In the note on recent accounting pronouncements, what must a guarantor recognize at the inception of a guarantee under FASB Interpretation No. 45?

- **Extract provided**
+++

3. RECENT ACCOUNTING PRONOUNCEMENTS

     In November 2002, the FASB issued FASB Interpretation No. 45, “Guarantor’s Accounting and Disclosure Requirements for Guarantees, Including Indirect Guarantees of Indebtedness of Others” — an Interpretation of FASB Statements No. 5, 57, and 107 and Rescission of FASB Interpretation No. 34. The Interpretation elaborates on the disclosures to be made by a guarantor in its interim and annual financial statements about its obligations under certain guarantees that it has issued. It also requires a guarantor to recognize, at the inception of a guarantee, a liability for the fair value of the obligation undertaken in issuing the guarantee. CoSine has not issued or modified any guarantees since December 31, 2002 and, accordingly, the adoption of FASB Interpretation No. 45 did not have a material impact on CoSine’s financial results.

+++

- **Material provided**

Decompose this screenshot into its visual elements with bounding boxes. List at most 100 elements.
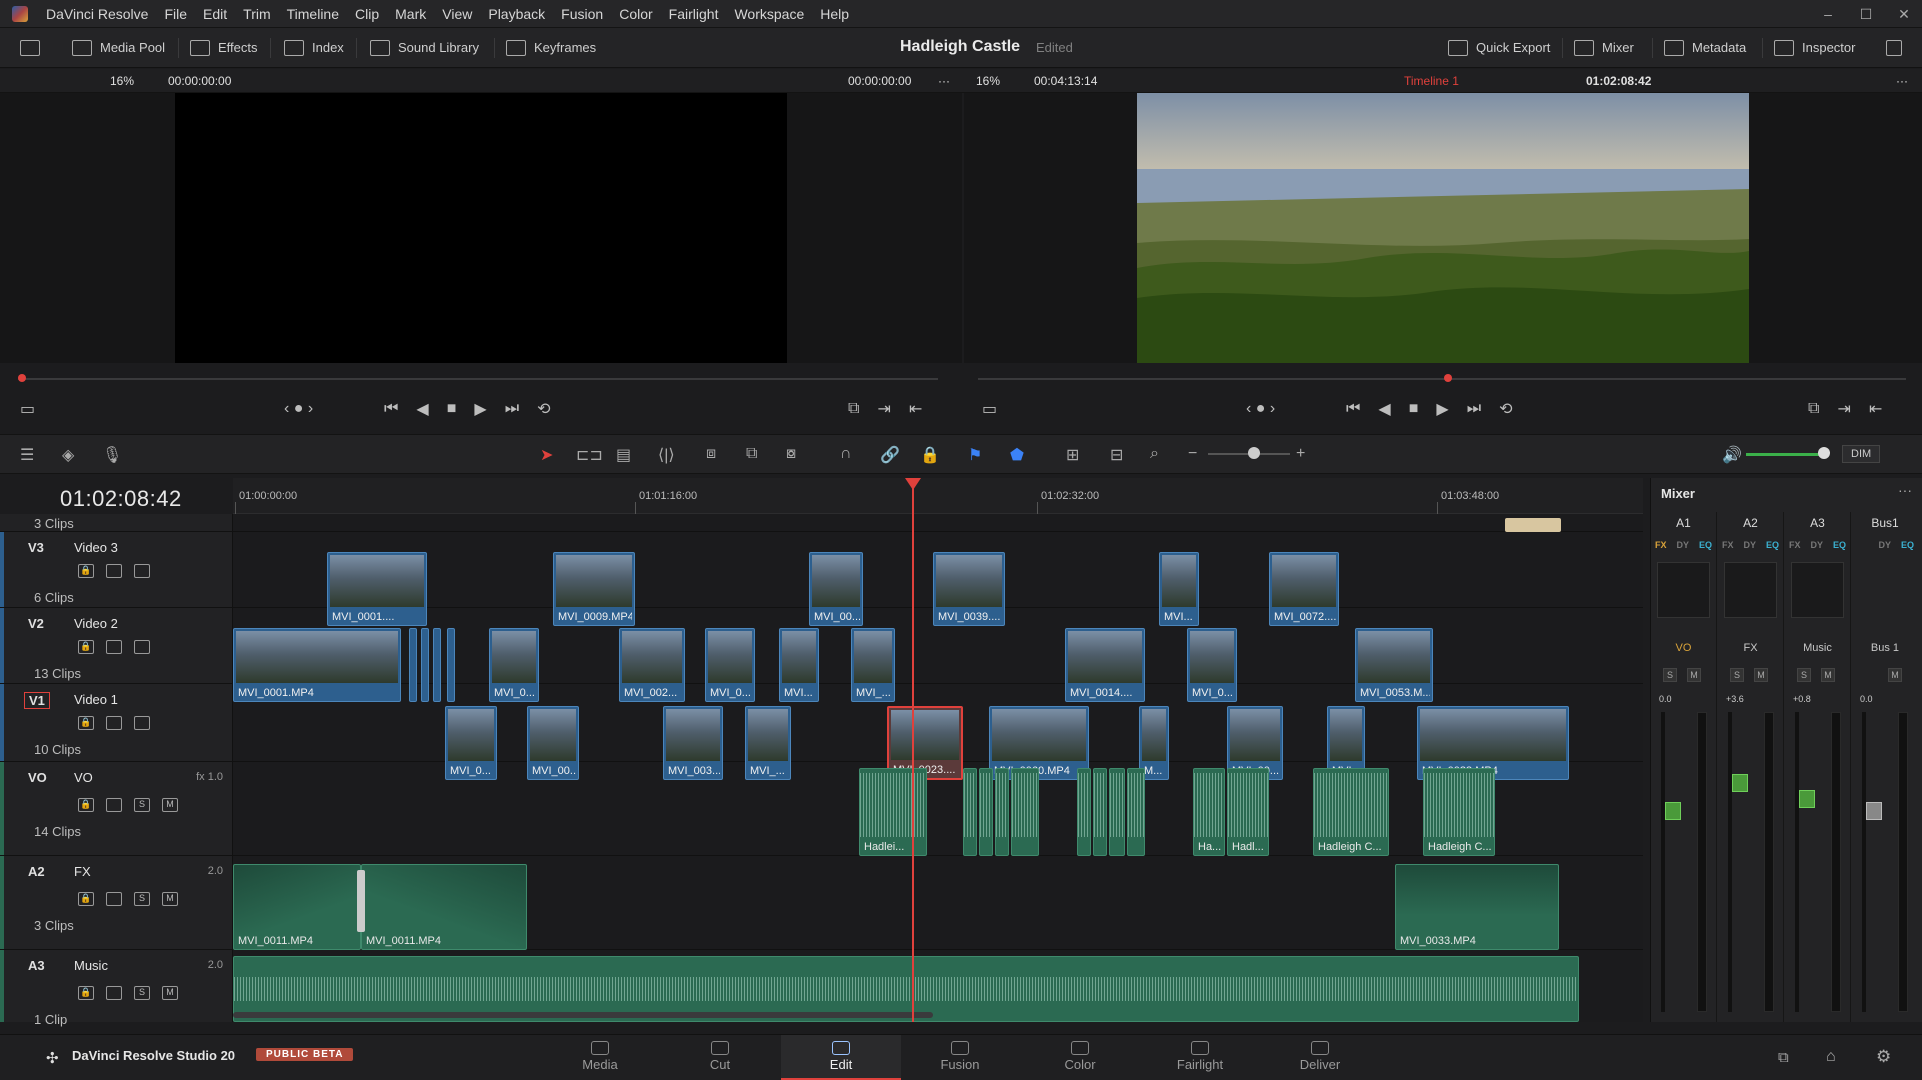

+++

- **Solution to this exercise**
A liability for the fair value of the obligation undertaken in issuing the guarantee.